SUPPLIED RECORDS:
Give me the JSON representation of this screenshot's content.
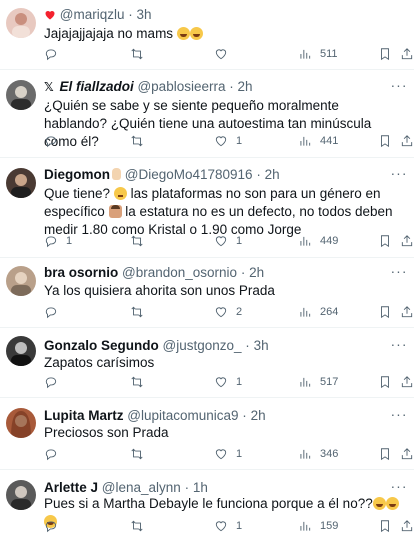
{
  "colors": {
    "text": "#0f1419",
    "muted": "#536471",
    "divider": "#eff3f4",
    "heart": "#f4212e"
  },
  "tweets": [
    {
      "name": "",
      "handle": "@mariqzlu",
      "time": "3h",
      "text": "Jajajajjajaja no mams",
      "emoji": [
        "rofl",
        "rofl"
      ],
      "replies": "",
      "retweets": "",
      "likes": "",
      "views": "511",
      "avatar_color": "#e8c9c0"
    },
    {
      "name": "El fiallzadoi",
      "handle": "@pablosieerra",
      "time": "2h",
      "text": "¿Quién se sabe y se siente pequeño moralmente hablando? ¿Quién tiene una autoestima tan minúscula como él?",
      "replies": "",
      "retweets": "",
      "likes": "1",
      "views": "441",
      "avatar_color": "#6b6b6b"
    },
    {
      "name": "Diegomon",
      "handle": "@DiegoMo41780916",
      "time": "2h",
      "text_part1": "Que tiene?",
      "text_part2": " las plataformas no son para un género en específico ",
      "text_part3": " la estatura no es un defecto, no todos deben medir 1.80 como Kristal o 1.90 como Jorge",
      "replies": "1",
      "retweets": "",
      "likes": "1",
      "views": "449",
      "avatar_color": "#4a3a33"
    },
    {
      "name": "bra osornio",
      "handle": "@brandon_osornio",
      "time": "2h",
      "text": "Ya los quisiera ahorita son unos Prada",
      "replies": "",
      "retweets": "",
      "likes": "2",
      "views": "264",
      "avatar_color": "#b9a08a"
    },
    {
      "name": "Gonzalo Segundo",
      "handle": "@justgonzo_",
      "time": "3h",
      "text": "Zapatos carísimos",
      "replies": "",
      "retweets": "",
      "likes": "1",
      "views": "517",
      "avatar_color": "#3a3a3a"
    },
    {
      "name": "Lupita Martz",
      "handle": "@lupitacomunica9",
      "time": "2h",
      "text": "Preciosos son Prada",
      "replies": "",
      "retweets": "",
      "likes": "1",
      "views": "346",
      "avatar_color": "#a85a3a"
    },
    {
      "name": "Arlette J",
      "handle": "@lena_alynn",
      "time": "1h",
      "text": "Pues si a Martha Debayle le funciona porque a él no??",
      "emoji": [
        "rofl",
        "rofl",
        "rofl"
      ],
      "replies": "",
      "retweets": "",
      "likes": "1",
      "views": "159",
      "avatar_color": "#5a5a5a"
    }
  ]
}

...

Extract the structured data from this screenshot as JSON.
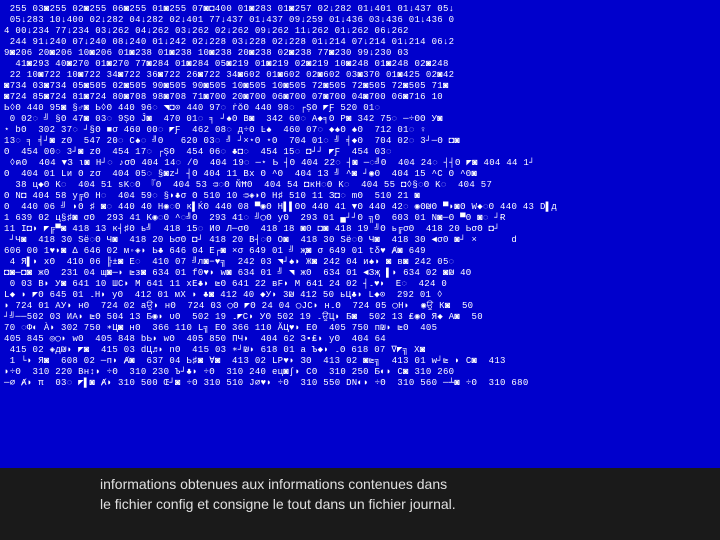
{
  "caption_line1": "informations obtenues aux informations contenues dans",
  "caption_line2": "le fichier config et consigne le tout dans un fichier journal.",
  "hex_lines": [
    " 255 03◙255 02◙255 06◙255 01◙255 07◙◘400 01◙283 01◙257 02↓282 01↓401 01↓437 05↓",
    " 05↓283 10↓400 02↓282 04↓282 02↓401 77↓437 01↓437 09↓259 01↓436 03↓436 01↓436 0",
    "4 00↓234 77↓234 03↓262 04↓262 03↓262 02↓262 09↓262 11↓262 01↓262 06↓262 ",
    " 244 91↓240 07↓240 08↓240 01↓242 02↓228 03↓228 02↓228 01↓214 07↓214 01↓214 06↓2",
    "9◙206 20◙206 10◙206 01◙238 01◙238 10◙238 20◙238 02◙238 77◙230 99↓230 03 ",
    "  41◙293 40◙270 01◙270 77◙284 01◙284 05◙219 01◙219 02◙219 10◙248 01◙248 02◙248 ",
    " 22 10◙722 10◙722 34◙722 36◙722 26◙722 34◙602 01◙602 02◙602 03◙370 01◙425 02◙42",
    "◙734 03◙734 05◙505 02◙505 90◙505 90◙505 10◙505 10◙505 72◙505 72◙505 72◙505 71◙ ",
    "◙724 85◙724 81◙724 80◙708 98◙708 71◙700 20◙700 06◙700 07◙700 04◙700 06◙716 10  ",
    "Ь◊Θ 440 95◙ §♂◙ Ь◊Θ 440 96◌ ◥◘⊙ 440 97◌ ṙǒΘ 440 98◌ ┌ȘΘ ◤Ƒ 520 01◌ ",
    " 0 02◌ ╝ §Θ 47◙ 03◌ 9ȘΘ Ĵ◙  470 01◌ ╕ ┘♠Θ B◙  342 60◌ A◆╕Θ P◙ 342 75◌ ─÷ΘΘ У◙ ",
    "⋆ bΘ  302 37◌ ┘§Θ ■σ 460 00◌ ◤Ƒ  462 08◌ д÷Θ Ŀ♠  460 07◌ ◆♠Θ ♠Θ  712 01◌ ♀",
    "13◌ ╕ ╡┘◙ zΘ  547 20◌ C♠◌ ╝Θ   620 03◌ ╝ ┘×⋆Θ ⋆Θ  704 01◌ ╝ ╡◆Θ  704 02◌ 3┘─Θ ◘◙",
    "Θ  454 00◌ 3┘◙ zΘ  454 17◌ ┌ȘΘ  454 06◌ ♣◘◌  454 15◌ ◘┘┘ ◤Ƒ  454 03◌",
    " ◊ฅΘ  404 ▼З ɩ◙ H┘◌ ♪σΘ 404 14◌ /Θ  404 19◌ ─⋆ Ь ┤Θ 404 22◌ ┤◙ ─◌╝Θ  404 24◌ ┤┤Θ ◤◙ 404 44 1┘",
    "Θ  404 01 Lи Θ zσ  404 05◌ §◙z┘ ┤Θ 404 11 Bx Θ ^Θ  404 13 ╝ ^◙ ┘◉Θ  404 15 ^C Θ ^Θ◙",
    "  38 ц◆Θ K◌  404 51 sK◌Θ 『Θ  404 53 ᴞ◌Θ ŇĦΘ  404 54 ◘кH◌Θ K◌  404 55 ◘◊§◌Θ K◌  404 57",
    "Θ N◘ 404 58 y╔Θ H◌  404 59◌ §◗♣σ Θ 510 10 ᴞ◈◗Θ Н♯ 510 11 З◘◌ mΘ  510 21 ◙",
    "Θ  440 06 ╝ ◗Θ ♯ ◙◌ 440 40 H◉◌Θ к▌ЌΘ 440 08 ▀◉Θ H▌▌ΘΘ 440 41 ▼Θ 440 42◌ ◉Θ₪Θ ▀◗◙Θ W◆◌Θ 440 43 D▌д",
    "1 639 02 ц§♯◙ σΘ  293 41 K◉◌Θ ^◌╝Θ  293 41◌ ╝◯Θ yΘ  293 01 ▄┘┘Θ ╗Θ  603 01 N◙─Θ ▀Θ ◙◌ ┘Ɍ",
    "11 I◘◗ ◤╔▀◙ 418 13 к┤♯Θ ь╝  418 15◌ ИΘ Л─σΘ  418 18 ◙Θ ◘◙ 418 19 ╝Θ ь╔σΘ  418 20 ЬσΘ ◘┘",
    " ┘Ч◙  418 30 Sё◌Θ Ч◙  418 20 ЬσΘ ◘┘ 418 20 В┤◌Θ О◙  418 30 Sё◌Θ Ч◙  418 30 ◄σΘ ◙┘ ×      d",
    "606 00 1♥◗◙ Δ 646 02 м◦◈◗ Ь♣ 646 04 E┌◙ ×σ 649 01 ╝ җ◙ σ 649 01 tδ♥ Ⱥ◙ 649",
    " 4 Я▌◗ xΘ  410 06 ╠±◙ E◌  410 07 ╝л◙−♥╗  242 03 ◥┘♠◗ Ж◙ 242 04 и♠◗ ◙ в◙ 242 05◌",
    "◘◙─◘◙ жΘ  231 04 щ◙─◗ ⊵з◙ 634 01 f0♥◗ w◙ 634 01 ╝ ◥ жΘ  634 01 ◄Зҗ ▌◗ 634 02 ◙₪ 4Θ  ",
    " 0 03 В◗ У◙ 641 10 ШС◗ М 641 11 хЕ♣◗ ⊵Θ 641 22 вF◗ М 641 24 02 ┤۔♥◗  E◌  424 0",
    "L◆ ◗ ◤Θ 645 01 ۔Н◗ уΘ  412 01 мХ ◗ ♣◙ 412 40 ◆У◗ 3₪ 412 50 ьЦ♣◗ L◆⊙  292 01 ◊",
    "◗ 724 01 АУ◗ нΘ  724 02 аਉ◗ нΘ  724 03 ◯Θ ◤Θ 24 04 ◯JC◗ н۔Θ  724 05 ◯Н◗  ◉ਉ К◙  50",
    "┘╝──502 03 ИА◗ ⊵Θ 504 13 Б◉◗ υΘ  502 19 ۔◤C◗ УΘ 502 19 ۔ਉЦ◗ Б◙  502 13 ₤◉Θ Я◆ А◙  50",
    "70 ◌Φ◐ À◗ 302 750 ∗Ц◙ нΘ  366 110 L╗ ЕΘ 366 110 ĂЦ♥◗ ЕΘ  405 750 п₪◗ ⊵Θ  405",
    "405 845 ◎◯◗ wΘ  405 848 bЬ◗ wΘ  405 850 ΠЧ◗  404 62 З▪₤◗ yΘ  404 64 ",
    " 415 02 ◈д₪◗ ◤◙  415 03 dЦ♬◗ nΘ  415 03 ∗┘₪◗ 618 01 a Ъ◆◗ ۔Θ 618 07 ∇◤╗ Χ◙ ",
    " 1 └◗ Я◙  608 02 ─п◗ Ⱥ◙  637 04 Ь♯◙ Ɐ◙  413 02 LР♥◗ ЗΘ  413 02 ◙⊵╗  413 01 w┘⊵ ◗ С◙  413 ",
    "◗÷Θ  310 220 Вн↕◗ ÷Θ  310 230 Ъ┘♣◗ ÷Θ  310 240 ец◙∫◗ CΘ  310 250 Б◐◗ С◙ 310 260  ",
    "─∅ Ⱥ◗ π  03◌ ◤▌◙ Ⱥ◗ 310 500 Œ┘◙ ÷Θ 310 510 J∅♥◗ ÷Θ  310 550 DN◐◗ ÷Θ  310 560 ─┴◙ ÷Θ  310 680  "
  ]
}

--

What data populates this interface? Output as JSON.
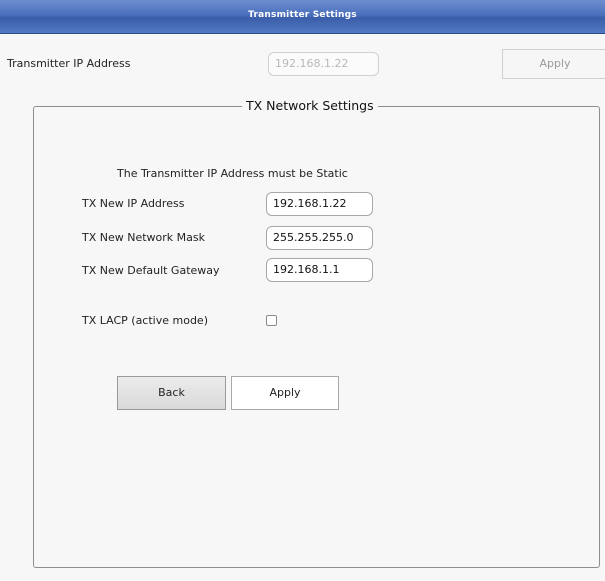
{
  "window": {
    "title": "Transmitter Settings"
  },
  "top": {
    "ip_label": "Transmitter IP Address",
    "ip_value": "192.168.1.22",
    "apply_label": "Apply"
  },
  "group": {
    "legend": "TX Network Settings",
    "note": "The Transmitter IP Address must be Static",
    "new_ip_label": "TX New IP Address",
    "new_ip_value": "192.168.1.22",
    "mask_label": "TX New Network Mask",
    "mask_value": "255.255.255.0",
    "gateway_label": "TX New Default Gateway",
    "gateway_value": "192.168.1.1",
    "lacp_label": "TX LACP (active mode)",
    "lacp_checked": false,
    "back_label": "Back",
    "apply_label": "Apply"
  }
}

STATED PROBLEM:
Go through the material and select each line with the string "data" in it.

ANSWER TO THE TASK:
Extract the structured data from this screenshot as JSON.
What data populates this interface? Output as JSON.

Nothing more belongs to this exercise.